» **SET EXERCISE**:
Filter the data for lines with the word "células", then copy every line so identified.

-- start --

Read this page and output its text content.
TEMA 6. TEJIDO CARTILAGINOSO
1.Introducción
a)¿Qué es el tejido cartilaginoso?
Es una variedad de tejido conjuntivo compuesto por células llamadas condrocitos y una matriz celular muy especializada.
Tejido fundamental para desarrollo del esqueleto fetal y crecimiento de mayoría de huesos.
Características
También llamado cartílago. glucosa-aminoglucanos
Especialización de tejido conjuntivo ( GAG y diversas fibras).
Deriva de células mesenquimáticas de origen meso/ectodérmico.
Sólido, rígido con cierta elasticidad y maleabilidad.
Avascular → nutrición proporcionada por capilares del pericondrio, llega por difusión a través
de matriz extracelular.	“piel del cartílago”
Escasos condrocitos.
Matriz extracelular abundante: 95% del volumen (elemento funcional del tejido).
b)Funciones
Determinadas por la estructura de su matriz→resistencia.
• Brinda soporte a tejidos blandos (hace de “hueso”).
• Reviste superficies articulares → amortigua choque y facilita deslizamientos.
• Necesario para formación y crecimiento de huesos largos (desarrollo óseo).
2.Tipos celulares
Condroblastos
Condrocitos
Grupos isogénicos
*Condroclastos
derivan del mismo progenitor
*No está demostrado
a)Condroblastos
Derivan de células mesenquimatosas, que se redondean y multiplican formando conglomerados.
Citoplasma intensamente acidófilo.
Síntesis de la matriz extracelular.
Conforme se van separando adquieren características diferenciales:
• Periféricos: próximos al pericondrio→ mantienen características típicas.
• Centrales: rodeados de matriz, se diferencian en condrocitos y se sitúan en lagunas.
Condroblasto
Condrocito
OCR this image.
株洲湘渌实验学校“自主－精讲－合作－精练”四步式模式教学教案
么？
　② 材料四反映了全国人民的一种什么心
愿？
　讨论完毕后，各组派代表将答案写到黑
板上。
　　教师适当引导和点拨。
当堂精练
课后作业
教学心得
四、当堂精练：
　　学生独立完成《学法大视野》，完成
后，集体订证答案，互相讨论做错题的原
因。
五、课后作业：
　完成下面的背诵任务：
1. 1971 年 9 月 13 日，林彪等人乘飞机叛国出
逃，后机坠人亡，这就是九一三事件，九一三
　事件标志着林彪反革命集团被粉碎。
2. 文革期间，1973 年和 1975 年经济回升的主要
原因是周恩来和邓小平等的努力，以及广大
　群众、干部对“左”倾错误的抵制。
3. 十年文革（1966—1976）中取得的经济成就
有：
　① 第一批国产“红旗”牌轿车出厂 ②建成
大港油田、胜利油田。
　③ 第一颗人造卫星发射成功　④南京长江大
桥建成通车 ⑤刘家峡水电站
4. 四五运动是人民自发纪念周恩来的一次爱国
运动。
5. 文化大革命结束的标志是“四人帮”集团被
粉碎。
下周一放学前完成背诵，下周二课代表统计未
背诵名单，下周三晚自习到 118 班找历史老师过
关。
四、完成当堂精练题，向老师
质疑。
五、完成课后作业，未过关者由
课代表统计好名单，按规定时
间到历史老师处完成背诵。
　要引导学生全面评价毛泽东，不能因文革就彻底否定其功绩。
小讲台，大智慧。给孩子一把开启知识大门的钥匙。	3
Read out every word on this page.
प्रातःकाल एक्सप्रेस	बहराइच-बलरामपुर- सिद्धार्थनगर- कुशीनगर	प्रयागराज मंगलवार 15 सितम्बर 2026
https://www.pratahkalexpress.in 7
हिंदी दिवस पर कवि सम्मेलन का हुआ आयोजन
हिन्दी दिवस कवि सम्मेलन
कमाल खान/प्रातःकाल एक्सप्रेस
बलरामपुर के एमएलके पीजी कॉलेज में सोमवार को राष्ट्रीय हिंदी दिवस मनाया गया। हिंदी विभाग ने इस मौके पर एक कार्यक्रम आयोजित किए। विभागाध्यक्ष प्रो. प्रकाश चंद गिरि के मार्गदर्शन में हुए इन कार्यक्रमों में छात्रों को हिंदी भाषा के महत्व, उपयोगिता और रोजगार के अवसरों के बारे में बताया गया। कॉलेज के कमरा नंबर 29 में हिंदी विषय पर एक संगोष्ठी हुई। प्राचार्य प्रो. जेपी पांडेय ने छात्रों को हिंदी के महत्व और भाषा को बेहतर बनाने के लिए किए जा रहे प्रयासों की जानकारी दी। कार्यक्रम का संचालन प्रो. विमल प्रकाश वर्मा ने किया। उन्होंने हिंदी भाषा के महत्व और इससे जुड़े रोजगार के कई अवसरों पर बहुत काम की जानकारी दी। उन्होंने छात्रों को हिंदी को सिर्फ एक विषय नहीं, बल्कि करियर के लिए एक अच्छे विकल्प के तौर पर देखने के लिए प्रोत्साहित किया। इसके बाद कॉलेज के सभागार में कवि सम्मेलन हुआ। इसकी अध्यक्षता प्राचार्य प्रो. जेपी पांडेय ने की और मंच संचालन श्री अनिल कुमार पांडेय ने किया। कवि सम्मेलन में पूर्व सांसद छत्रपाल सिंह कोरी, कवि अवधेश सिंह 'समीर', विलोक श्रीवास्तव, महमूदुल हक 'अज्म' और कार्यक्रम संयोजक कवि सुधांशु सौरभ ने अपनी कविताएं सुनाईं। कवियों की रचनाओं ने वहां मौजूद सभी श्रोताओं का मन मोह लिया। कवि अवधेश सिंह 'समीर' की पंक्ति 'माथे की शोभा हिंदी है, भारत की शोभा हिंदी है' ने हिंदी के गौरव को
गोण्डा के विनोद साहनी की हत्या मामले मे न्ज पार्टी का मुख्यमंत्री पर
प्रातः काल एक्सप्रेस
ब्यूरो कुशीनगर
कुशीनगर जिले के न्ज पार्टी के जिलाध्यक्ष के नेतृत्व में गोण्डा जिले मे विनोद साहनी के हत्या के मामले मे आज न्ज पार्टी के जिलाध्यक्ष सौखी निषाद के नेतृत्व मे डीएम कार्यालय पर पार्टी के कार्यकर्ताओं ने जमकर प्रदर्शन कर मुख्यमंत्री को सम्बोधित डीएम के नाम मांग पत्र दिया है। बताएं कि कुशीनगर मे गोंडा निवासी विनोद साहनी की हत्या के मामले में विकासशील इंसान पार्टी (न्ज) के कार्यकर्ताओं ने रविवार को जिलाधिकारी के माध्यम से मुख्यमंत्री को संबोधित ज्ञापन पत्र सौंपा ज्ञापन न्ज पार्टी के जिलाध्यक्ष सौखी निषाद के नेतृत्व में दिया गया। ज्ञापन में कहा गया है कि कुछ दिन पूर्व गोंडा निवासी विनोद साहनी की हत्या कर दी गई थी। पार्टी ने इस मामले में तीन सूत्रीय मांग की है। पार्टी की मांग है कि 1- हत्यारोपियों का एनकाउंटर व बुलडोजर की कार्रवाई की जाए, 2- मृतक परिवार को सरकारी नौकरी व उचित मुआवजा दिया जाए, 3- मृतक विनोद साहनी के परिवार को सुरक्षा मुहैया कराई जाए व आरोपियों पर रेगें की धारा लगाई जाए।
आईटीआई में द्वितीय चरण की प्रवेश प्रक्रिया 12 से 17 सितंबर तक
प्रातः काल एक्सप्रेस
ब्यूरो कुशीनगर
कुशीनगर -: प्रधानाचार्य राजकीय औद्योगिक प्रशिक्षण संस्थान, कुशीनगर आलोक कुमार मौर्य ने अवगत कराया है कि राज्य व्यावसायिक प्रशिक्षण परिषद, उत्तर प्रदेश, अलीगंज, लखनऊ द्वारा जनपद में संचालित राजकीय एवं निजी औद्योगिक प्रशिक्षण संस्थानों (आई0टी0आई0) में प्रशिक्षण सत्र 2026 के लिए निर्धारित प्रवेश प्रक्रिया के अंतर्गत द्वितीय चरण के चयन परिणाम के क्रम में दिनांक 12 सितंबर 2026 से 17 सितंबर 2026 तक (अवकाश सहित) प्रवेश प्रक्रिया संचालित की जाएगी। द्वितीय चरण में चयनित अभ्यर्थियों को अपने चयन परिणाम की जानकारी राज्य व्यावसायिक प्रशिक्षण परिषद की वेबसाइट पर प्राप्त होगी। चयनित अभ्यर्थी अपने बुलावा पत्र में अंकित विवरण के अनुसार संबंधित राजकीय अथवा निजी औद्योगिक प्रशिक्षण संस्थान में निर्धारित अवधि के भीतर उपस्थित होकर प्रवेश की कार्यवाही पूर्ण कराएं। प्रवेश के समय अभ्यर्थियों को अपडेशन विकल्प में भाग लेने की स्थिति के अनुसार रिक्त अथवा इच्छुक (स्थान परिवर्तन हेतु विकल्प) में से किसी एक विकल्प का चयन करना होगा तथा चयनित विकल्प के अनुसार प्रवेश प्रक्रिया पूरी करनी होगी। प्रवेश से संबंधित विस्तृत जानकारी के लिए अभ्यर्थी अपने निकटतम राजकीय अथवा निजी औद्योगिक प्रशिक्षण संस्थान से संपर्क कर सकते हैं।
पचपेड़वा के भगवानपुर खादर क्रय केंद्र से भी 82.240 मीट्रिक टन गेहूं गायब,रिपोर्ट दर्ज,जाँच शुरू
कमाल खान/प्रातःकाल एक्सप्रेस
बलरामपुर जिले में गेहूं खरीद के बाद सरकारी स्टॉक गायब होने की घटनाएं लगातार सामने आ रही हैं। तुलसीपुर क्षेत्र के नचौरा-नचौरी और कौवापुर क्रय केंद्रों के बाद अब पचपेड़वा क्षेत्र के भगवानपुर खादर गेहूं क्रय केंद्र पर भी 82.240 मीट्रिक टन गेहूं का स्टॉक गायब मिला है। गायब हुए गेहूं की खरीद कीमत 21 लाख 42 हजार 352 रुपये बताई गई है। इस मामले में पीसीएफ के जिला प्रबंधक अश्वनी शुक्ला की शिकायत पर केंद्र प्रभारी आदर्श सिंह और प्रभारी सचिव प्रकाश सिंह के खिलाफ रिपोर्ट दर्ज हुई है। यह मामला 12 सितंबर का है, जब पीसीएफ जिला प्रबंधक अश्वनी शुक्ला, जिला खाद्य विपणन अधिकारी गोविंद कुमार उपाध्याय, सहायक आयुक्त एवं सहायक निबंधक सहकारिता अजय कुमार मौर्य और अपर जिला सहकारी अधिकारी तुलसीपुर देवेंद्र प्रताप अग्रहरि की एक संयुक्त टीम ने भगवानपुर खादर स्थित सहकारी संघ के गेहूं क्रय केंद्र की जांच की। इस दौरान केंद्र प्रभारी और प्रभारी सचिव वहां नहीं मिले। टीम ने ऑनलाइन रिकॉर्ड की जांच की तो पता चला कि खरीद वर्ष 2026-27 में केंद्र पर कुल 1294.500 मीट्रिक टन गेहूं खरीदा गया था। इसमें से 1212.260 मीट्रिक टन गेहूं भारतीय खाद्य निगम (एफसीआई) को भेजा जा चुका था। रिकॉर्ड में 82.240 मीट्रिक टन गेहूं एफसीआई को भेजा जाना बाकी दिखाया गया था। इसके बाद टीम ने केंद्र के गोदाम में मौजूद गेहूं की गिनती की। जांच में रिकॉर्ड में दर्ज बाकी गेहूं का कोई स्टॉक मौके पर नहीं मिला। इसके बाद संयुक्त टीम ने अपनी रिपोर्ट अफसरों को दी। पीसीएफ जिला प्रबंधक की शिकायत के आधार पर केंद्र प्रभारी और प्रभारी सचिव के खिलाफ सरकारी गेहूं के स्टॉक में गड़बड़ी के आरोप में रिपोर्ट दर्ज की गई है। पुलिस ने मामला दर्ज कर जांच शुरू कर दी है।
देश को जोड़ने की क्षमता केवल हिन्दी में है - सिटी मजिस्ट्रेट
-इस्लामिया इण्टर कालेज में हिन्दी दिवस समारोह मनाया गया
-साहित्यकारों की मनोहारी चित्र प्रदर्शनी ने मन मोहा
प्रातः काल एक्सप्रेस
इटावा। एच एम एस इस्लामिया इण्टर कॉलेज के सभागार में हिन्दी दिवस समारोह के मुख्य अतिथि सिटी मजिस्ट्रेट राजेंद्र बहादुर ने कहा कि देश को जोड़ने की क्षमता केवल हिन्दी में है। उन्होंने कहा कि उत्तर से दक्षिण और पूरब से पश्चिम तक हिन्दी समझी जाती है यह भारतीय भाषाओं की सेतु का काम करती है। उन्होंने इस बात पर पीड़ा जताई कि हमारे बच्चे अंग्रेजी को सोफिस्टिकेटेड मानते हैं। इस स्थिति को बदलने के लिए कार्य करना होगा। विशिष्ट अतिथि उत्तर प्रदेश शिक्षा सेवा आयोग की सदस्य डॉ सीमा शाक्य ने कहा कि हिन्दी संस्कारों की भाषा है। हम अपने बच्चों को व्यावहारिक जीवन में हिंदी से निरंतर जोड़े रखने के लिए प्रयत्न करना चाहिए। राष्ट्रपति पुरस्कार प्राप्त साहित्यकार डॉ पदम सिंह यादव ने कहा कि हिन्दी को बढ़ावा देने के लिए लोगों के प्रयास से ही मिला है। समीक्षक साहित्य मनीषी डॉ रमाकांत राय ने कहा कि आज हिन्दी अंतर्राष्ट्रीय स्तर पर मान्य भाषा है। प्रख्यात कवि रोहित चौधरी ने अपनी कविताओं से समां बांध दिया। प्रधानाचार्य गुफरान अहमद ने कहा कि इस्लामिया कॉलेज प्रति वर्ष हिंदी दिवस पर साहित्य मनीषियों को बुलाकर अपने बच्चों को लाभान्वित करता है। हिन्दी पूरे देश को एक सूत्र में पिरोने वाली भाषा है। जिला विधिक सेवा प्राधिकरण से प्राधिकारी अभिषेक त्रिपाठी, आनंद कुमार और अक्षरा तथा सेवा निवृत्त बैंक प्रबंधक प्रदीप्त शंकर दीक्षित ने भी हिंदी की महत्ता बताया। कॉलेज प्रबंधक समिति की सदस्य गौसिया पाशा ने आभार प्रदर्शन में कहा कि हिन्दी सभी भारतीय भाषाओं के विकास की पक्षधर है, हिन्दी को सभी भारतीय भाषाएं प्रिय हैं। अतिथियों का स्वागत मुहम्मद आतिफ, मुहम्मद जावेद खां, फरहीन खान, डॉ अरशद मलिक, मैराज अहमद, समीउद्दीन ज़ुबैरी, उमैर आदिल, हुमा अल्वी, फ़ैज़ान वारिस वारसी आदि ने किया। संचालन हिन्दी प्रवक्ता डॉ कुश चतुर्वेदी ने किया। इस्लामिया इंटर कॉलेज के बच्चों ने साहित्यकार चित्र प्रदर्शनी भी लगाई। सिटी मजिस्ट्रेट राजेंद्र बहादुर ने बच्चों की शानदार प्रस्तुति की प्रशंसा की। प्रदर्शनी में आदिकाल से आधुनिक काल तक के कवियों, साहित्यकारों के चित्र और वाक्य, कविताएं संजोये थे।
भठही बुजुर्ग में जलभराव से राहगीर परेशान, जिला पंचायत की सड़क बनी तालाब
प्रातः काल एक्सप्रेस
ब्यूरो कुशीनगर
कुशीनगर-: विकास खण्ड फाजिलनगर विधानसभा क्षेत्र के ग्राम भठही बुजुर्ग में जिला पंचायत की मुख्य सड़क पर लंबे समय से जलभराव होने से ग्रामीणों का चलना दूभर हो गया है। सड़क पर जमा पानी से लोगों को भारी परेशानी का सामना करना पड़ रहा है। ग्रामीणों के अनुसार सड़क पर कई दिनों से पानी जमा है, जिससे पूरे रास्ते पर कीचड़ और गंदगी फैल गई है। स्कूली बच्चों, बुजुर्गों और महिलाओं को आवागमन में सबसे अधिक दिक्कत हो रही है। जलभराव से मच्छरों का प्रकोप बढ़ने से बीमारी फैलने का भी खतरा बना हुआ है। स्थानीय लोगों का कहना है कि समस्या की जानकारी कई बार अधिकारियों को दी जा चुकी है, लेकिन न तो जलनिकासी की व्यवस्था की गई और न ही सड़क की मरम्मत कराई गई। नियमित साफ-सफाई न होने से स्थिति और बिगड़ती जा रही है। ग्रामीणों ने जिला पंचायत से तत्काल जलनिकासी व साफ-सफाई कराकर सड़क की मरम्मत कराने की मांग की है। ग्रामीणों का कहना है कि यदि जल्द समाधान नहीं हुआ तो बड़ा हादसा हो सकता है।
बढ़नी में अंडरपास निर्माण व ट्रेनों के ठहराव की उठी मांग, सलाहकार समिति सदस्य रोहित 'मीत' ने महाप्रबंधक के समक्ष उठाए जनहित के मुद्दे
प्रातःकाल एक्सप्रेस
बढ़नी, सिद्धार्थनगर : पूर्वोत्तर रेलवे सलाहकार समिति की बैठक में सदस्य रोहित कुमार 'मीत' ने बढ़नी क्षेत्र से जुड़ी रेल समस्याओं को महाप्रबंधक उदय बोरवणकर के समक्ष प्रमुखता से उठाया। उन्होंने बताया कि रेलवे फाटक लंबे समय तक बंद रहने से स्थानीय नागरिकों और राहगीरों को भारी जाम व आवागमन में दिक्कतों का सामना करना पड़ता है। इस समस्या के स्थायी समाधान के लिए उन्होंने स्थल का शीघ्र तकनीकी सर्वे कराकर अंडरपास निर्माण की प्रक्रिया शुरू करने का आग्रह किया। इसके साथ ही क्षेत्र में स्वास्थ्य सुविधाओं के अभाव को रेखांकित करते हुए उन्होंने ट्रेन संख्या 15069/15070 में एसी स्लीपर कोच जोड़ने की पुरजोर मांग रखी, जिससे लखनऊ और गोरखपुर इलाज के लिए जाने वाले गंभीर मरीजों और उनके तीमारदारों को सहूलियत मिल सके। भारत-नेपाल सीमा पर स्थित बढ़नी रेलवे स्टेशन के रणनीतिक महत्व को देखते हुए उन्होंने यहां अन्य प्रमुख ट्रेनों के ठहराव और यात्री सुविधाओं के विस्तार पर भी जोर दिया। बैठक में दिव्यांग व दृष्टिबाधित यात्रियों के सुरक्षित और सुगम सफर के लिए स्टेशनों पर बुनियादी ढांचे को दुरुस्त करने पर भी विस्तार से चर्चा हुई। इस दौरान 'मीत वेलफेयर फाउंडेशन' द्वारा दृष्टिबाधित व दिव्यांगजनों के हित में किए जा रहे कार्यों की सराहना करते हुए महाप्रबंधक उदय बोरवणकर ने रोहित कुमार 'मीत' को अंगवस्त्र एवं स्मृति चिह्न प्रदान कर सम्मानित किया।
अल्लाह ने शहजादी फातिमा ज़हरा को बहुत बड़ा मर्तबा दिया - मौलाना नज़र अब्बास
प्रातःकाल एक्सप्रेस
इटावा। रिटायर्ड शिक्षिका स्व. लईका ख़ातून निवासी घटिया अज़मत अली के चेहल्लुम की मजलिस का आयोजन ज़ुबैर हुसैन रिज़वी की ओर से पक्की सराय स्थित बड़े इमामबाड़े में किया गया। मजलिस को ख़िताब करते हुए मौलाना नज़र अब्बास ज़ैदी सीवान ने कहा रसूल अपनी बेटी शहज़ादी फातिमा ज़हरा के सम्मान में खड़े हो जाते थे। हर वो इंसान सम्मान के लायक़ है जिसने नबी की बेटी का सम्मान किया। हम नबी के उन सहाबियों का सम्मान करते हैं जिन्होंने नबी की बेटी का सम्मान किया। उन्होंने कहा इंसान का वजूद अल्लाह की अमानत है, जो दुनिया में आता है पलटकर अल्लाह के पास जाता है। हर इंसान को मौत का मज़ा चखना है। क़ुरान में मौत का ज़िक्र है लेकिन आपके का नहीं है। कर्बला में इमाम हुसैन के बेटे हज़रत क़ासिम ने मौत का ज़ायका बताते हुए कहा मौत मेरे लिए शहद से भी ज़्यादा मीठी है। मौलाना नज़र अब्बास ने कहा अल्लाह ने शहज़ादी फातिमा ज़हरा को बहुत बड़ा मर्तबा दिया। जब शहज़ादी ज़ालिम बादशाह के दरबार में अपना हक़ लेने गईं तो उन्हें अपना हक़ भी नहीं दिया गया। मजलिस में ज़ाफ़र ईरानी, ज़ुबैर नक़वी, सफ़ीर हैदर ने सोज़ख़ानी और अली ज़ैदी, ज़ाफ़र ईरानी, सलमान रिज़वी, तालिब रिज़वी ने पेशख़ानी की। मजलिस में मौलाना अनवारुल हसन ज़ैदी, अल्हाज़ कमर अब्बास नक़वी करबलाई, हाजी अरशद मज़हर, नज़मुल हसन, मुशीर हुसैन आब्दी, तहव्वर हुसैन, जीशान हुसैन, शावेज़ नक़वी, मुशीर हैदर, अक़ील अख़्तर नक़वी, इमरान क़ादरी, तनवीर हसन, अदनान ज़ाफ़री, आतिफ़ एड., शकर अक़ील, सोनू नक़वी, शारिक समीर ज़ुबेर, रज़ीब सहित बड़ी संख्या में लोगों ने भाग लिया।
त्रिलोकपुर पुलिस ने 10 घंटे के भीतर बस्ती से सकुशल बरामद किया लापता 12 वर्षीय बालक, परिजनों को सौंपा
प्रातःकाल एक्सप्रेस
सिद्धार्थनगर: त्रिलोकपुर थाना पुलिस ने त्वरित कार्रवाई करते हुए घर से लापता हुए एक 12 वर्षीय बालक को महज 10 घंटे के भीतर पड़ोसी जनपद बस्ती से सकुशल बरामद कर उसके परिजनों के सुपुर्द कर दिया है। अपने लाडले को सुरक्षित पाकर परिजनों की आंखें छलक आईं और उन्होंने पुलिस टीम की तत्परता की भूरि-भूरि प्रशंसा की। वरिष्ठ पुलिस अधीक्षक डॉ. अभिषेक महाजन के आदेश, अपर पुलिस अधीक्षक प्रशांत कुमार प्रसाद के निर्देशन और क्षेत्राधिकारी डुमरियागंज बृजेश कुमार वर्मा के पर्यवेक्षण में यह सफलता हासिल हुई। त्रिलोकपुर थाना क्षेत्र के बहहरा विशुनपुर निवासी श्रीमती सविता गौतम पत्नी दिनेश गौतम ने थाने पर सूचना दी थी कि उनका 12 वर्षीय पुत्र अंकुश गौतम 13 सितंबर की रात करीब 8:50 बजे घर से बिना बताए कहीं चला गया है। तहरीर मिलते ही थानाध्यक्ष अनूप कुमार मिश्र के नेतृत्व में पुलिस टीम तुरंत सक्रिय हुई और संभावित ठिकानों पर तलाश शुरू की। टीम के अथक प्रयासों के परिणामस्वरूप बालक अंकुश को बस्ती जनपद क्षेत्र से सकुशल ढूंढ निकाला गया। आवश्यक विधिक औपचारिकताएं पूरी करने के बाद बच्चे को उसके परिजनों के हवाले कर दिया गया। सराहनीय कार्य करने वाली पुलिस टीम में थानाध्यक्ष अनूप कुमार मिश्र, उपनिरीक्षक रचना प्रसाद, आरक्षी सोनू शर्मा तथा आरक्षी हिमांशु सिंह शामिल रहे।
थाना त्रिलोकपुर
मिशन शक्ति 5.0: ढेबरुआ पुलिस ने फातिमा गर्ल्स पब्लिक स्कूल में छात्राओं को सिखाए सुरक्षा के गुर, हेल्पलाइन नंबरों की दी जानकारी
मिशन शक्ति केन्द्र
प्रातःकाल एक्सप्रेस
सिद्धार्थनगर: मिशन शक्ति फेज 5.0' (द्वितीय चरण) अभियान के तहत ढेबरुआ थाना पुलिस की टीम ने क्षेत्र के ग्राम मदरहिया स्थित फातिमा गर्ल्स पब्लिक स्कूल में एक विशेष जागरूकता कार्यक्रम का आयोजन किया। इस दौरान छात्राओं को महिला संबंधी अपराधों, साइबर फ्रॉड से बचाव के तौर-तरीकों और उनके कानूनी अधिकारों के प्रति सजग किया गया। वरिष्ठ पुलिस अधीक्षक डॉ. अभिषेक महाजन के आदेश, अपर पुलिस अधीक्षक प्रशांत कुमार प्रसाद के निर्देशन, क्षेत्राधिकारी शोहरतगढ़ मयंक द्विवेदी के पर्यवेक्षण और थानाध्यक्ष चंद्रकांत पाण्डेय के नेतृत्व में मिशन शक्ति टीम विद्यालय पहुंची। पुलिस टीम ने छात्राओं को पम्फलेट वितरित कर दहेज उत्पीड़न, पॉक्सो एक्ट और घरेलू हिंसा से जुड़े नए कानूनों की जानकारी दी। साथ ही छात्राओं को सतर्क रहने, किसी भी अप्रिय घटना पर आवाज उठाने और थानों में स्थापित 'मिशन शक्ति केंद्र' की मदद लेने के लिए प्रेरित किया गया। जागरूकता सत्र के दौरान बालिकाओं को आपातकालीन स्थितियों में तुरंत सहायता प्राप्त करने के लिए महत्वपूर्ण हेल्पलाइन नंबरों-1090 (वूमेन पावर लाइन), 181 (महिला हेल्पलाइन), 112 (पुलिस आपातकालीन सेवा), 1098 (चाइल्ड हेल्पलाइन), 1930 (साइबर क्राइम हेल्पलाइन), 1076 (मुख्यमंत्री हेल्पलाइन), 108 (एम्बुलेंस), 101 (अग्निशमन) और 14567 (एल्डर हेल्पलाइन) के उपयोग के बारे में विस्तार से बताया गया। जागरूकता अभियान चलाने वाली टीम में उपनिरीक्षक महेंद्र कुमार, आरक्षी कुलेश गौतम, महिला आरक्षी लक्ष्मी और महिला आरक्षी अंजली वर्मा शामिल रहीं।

-- end --

» **RESPONSE BELOW**:
Es una variedad de tejido conjuntivo compuesto por células llamadas condrocitos y una matriz celular muy especializada.
Deriva de células mesenquimáticas de origen meso/ectodérmico.
Derivan de células mesenquimatosas, que se redondean y multiplican formando conglomerados.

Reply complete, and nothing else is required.